WHAT YOU SHOULD DO: Restate the full listing word for word and leave the pictures out.
== PROVIDED DATA
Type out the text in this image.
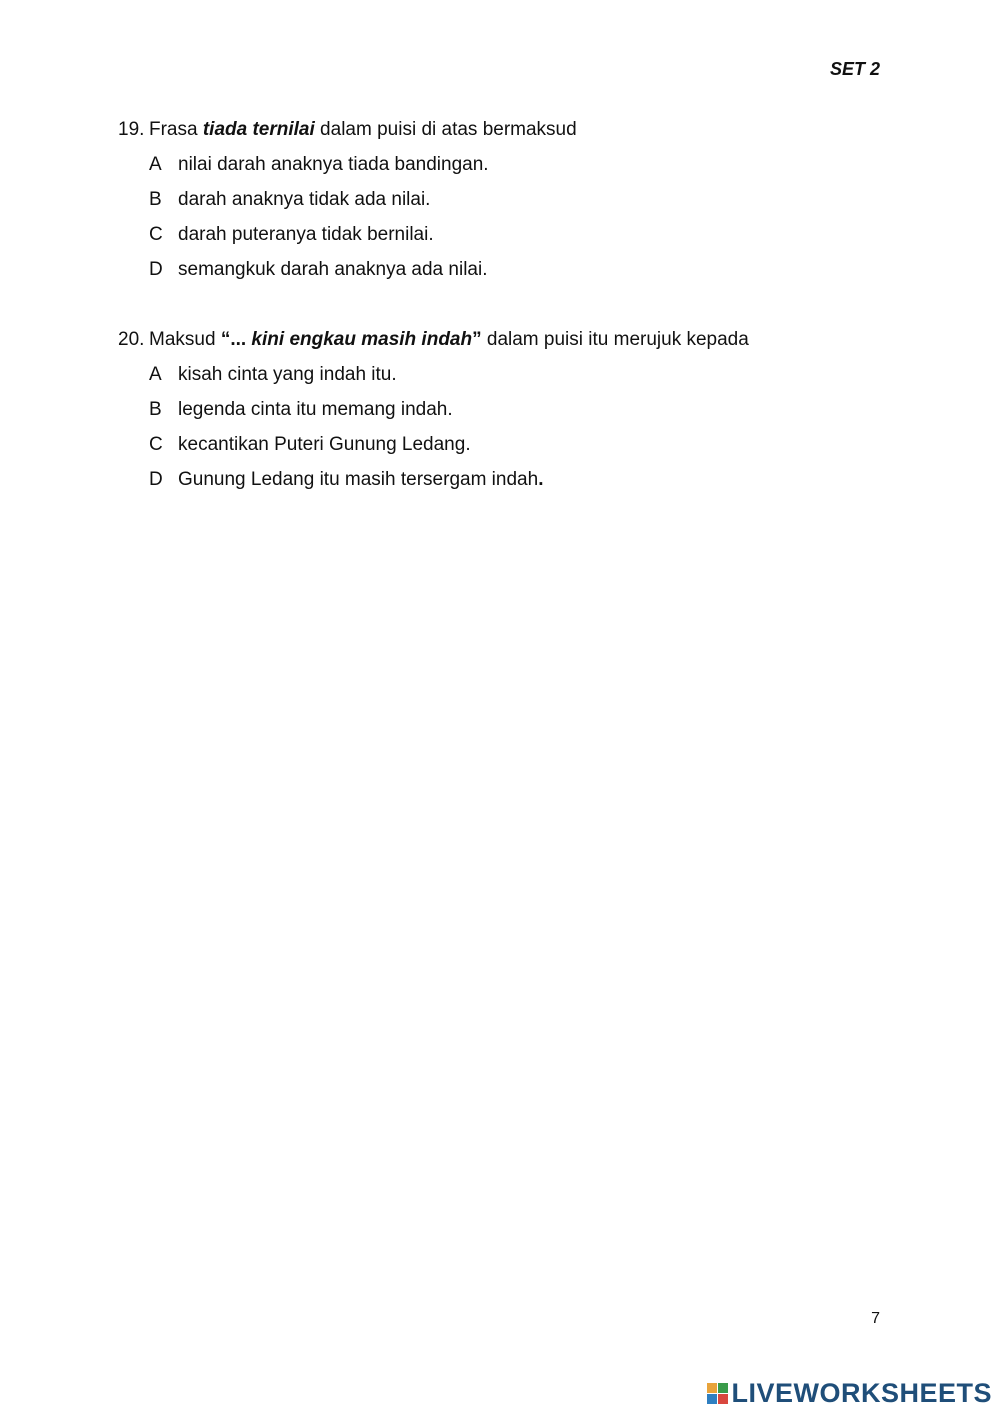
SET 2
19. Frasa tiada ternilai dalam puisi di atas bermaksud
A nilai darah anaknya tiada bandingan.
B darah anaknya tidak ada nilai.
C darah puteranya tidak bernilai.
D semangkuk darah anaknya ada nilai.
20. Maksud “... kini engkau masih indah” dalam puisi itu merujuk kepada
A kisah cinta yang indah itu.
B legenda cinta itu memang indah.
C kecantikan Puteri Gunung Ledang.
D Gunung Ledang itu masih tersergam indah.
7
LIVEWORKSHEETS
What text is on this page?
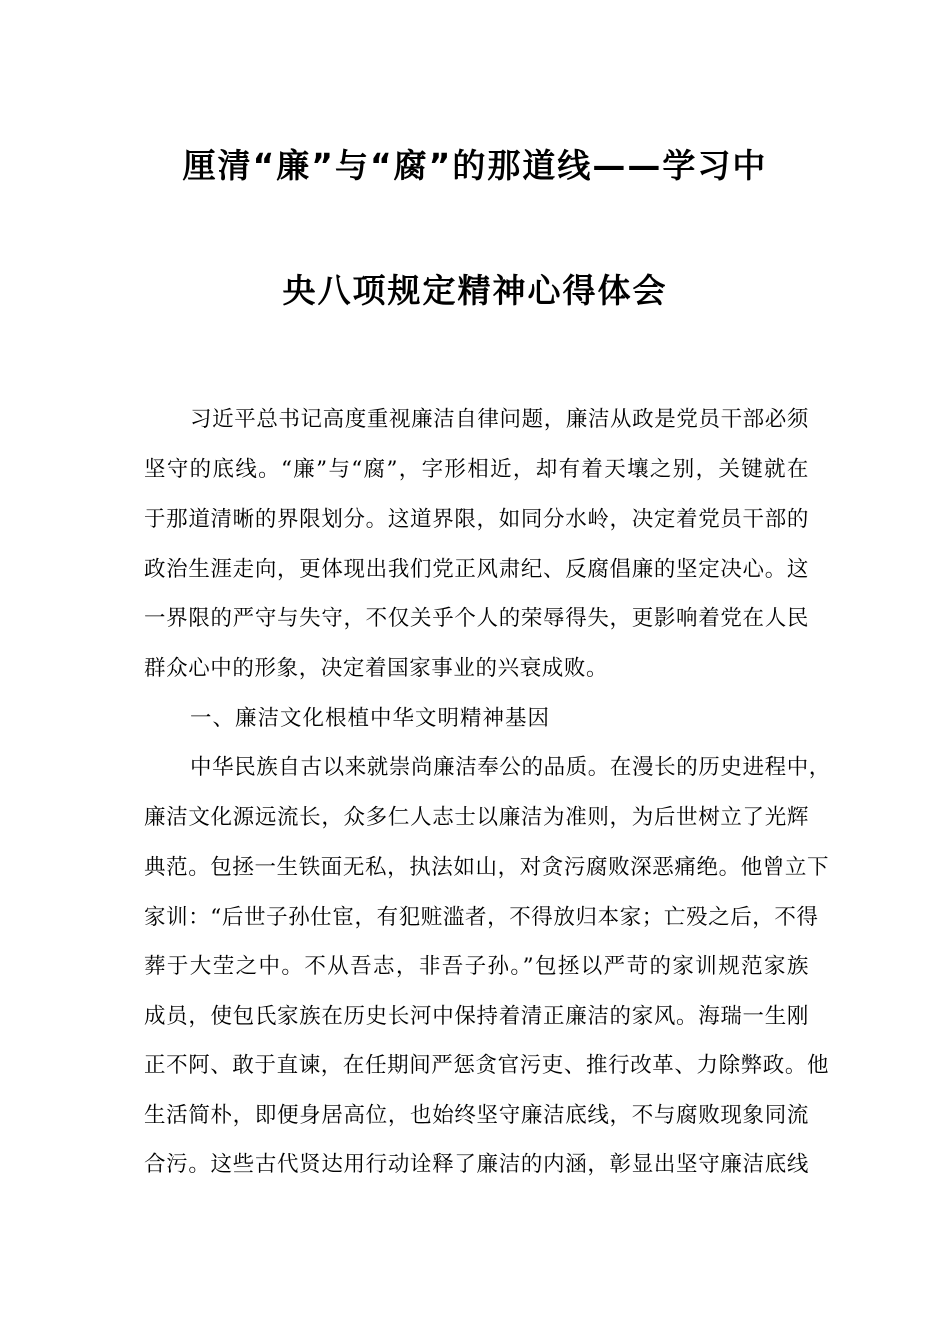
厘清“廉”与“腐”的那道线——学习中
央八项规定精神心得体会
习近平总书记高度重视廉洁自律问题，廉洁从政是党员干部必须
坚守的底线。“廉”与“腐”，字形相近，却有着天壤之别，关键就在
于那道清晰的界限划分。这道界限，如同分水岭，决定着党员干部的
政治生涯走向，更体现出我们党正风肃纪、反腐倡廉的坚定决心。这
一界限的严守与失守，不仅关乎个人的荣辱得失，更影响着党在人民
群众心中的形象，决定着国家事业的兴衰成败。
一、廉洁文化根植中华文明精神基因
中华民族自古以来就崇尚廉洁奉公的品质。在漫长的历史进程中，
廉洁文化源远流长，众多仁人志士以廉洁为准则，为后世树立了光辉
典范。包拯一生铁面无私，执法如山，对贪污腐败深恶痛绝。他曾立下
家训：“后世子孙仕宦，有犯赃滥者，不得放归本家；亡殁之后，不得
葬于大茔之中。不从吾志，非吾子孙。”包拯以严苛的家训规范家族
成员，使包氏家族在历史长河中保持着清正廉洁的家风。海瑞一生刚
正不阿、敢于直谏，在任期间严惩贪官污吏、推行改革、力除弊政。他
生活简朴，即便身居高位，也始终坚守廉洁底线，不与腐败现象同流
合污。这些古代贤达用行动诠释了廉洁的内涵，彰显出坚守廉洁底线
====
ANSWER TO THIS TASK:
Type out the text in this image.
SET 2
19. Frasa tiada ternilai dalam puisi di atas bermaksud
A nilai darah anaknya tiada bandingan.
B darah anaknya tidak ada nilai.
C darah puteranya tidak bernilai.
D semangkuk darah anaknya ada nilai.
20. Maksud “... kini engkau masih indah” dalam puisi itu merujuk kepada
A kisah cinta yang indah itu.
B legenda cinta itu memang indah.
C kecantikan Puteri Gunung Ledang.
D Gunung Ledang itu masih tersergam indah.
7
LIVEWORKSHEETS
What text is on this page?
厘清“廉”与“腐”的那道线——学习中
央八项规定精神心得体会
习近平总书记高度重视廉洁自律问题，廉洁从政是党员干部必须
坚守的底线。“廉”与“腐”，字形相近，却有着天壤之别，关键就在
于那道清晰的界限划分。这道界限，如同分水岭，决定着党员干部的
政治生涯走向，更体现出我们党正风肃纪、反腐倡廉的坚定决心。这
一界限的严守与失守，不仅关乎个人的荣辱得失，更影响着党在人民
群众心中的形象，决定着国家事业的兴衰成败。
一、廉洁文化根植中华文明精神基因
中华民族自古以来就崇尚廉洁奉公的品质。在漫长的历史进程中，
廉洁文化源远流长，众多仁人志士以廉洁为准则，为后世树立了光辉
典范。包拯一生铁面无私，执法如山，对贪污腐败深恶痛绝。他曾立下
家训：“后世子孙仕宦，有犯赃滥者，不得放归本家；亡殁之后，不得
葬于大茔之中。不从吾志，非吾子孙。”包拯以严苛的家训规范家族
成员，使包氏家族在历史长河中保持着清正廉洁的家风。海瑞一生刚
正不阿、敢于直谏，在任期间严惩贪官污吏、推行改革、力除弊政。他
生活简朴，即便身居高位，也始终坚守廉洁底线，不与腐败现象同流
合污。这些古代贤达用行动诠释了廉洁的内涵，彰显出坚守廉洁底线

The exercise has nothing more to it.